Author: Yichu Chen (916397593)
Analyzing car price is a rather popular topic for data science projects. Some well-known data sources, such as Kaggle.com, Data.world and UCI Machine Learning Repository, have already provided us with a lot of datasets that contain car price and common car features like car model, mileage, performance, vehicle type, fuel efficiency, etc. These datasets, although convenient for quick analysis, are usually out-dated and contain limited information. A lot of features in these kinds of datasets are well-suited for modeling, but not very good in terms of providing useful and practical insights for used car buyers (for instance, knowing the exact weight and size of a car might help to predict the price, but it is not that meaningful for actual buyers). In this project, I will apply web-scrapping techniques to retrieve and analyze used car data based on the most recent car listings from Cars.com. Exploratory data analysis based on features provided by Cars.com will be carried out to visualize the findings that may provide prospect car buyers more relevant information regarding used car prices.
The dataset that is used in this project comes from Cars.com, and includes all used car listings within 50 miles from Davis, CA, 95616. After dropping out listings with missing price or make/model, there are a total of 9976 observations. To obtain this dataset, I first scrapped through all listings, obtained their URLs, and then made requests to scrap useful data directly from each car's page (somehow this is more efficient as I have tested out, strangely). To improve efficieny, threading is also used to loop through all cars' URLs. The data provided by Cars.com are not enough for me to explore all questions of my interests. For instance, it did not provide countries of origin for different car brands or horsepower/displacement information, and so on. To obtain countries of origin, I additional scrapped other website (https://www.canstarblue.com.au/vehicles/car-country-of-origin/). I also made requests based on VIN number to a publicly available car information API provided by the US Department of Transportation (https://vpic.nhtsa.dot.gov/api). One big advantage of using the API is that it provides much more details and useful features. Also, the API helped me to standardize string values for certain features. For example, in principle it would not be easy to distinguish between "BMW 3" and "3 Series" or "325i", etc based on data from Cars.com, even with the help of RegEx. For web-scrapping, I mainly used requests, lxml and BeautifulSoup, which helped me to navigate through various complex HTML tree structures and fetch the desired information. For preprocessing and data integration, Pandas and Numpy are my main tool. For visualization, I extensively used the Plotly library, because it provides interactive tools that automatically generates javascript codes for the plots in HTML so that sliders and drop-down menus can be used without creating additional python files or relying on web-platforms to host the plots.

Brief 1: Reproduce the rows verbatim, starting with the row that contains "Identify all the" and going on through the row that contains "contact-avatar-icon — [115, 139, 137, 162]".

Recorded data:
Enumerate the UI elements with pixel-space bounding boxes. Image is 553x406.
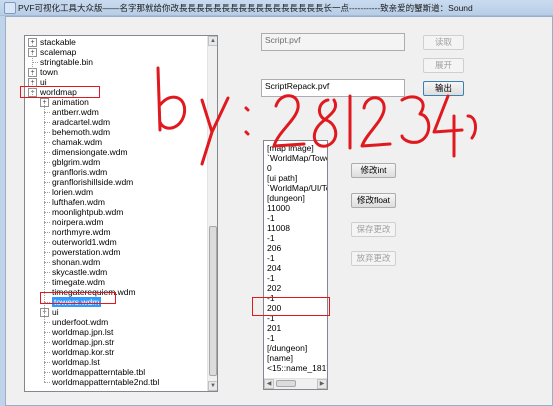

...

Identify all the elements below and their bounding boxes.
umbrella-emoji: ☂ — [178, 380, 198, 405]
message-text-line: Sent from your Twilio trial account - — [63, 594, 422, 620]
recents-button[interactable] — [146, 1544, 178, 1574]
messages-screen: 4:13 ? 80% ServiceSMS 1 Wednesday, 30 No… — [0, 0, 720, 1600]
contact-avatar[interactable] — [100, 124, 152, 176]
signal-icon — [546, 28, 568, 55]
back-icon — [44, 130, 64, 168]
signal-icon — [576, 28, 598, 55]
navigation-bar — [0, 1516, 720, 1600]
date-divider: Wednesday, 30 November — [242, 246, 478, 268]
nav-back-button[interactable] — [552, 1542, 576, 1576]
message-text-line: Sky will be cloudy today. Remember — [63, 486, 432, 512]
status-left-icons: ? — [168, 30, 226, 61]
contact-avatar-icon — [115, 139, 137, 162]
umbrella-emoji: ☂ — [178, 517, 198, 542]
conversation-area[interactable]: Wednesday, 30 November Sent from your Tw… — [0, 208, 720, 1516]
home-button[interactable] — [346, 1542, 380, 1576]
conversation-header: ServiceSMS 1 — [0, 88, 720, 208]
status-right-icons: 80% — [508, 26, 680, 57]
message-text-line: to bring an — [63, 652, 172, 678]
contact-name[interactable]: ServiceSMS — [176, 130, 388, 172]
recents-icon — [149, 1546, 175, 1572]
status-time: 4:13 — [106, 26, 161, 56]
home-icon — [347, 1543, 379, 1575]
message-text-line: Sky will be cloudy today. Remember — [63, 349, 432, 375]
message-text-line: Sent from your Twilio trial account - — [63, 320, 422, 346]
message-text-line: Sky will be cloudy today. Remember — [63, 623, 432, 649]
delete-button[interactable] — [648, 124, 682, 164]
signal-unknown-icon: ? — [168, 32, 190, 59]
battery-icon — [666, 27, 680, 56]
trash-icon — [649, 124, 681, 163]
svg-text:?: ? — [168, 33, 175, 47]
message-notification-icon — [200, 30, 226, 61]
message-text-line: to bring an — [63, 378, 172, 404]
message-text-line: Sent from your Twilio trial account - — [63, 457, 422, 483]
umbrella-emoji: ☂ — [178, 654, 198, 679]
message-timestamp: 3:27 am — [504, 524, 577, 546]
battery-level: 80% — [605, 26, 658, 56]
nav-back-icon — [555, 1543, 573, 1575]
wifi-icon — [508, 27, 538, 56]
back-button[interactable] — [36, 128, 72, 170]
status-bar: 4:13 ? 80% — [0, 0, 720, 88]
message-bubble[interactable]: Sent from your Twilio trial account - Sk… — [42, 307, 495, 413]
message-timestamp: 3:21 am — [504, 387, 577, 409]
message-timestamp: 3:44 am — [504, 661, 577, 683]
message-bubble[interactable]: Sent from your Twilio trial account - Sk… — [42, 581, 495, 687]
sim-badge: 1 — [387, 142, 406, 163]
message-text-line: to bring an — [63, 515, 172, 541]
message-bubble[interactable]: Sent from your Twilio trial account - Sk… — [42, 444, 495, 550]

Brief 2: Rewrite the paragraph of the used car price project description that begins "The dataset that is used in this project" as a bulleted list that keeps its main facts.

Complete answer 1:
Identify all the elements below and their bounding boxes.
umbrella-emoji: ☂ — [178, 380, 198, 405]
message-text-line: Sent from your Twilio trial account - — [63, 594, 422, 620]
recents-button[interactable] — [146, 1544, 178, 1574]
messages-screen: 4:13 ? 80% ServiceSMS 1 Wednesday, 30 No… — [0, 0, 720, 1600]
contact-avatar[interactable] — [100, 124, 152, 176]
signal-icon — [546, 28, 568, 55]
back-icon — [44, 130, 64, 168]
signal-icon — [576, 28, 598, 55]
navigation-bar — [0, 1516, 720, 1600]
date-divider: Wednesday, 30 November — [242, 246, 478, 268]
nav-back-button[interactable] — [552, 1542, 576, 1576]
message-text-line: Sky will be cloudy today. Remember — [63, 486, 432, 512]
status-left-icons: ? — [168, 30, 226, 61]
contact-avatar-icon — [115, 139, 137, 162]

Complete answer 2:
- Source: all used car listings on Cars.com within 50 miles of Davis, CA, 95616, totaling 9976 observations after listings missing price or make/model were dropped.
- Collection: all listings were scraped to get their URLs, then each car's page was requested and scraped directly, with threading used to loop through the URLs.
- Extra data: Cars.com lacked some features, such as countries of origin and horsepower/displacement. Countries of origin were scraped from another website (https://www.canstarblue.com.au/vehicles/car-country-of-origin/).
- API: VIN-based requests went to a public car information API from the US Department of Transportation (https://vpic.nhtsa.dot.gov/api). It gave more details and useful features and standardized string values, such as telling apart "BMW 3", "3 Series" or "325i".
- Tools: requests, lxml and BeautifulSoup for web scraping; Pandas and Numpy for preprocessing and data integration; Plotly for visualization. Plotly's interactive plots allow sliders and drop-down menus without additional python files or web hosting.